TASK DATA:
============================================================

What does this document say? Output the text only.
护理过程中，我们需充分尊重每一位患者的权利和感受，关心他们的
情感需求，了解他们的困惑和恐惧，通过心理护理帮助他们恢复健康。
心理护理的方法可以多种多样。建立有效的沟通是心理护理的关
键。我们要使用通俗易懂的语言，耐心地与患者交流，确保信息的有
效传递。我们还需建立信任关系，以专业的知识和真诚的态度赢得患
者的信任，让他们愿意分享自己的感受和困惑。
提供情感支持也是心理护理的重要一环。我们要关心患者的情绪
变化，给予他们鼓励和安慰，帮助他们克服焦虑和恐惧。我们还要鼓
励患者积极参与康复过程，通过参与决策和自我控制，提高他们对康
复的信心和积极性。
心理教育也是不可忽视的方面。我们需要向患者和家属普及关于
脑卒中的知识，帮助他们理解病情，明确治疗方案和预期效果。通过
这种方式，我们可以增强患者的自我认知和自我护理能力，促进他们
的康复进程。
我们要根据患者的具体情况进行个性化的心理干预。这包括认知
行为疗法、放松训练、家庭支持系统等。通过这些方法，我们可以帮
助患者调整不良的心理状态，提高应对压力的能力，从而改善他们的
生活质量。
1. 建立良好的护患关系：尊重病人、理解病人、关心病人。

============================================================

EXERCISE DESCRIPTION:
Restate all of the entries exactly, please.

WRITTEN ANSWER:
What does this document say? Output the text only.
护理过程中，我们需充分尊重每一位患者的权利和感受，关心他们的
情感需求，了解他们的困惑和恐惧，通过心理护理帮助他们恢复健康。
心理护理的方法可以多种多样。建立有效的沟通是心理护理的关
键。我们要使用通俗易懂的语言，耐心地与患者交流，确保信息的有
效传递。我们还需建立信任关系，以专业的知识和真诚的态度赢得患
者的信任，让他们愿意分享自己的感受和困惑。
提供情感支持也是心理护理的重要一环。我们要关心患者的情绪
变化，给予他们鼓励和安慰，帮助他们克服焦虑和恐惧。我们还要鼓
励患者积极参与康复过程，通过参与决策和自我控制，提高他们对康
复的信心和积极性。
心理教育也是不可忽视的方面。我们需要向患者和家属普及关于
脑卒中的知识，帮助他们理解病情，明确治疗方案和预期效果。通过
这种方式，我们可以增强患者的自我认知和自我护理能力，促进他们
的康复进程。
我们要根据患者的具体情况进行个性化的心理干预。这包括认知
行为疗法、放松训练、家庭支持系统等。通过这些方法，我们可以帮
助患者调整不良的心理状态，提高应对压力的能力，从而改善他们的
生活质量。
1. 建立良好的护患关系：尊重病人、理解病人、关心病人。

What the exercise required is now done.